(Beginning of GIVEN INFORMATION)

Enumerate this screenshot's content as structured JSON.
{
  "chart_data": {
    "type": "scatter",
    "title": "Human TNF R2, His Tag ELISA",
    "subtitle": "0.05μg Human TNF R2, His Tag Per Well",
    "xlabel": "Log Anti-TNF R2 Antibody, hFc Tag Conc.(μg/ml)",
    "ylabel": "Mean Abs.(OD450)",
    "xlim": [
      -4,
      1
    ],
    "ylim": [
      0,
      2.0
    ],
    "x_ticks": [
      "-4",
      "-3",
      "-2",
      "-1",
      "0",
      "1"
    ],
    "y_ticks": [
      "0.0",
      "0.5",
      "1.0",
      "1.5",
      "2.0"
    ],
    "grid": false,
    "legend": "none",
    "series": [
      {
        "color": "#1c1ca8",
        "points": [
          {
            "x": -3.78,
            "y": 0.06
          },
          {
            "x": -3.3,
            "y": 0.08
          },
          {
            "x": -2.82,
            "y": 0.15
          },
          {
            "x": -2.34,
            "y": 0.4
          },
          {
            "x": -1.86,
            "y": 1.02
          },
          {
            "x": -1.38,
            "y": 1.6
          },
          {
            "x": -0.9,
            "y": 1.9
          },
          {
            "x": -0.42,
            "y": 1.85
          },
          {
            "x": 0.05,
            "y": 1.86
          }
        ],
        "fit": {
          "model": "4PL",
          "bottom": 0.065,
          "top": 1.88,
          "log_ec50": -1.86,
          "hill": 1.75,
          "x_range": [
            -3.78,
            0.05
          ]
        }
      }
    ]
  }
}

(End of GIVEN INFORMATION)

● WORK REQUEST
Please make the answer a complete, exact reproduction of the records.

● EXPECTED ANSWER
Enumerate this screenshot's content as structured JSON.
{
  "chart_data": {
    "type": "scatter",
    "title": "Human TNF R2, His Tag ELISA",
    "subtitle": "0.05μg Human TNF R2, His Tag Per Well",
    "xlabel": "Log Anti-TNF R2 Antibody, hFc Tag Conc.(μg/ml)",
    "ylabel": "Mean Abs.(OD450)",
    "xlim": [
      -4,
      1
    ],
    "ylim": [
      0,
      2.0
    ],
    "x_ticks": [
      "-4",
      "-3",
      "-2",
      "-1",
      "0",
      "1"
    ],
    "y_ticks": [
      "0.0",
      "0.5",
      "1.0",
      "1.5",
      "2.0"
    ],
    "grid": false,
    "legend": "none",
    "series": [
      {
        "color": "#1c1ca8",
        "points": [
          {
            "x": -3.78,
            "y": 0.06
          },
          {
            "x": -3.3,
            "y": 0.08
          },
          {
            "x": -2.82,
            "y": 0.15
          },
          {
            "x": -2.34,
            "y": 0.4
          },
          {
            "x": -1.86,
            "y": 1.02
          },
          {
            "x": -1.38,
            "y": 1.6
          },
          {
            "x": -0.9,
            "y": 1.9
          },
          {
            "x": -0.42,
            "y": 1.85
          },
          {
            "x": 0.05,
            "y": 1.86
          }
        ],
        "fit": {
          "model": "4PL",
          "bottom": 0.065,
          "top": 1.88,
          "log_ec50": -1.86,
          "hill": 1.75,
          "x_range": [
            -3.78,
            0.05
          ]
        }
      }
    ]
  }
}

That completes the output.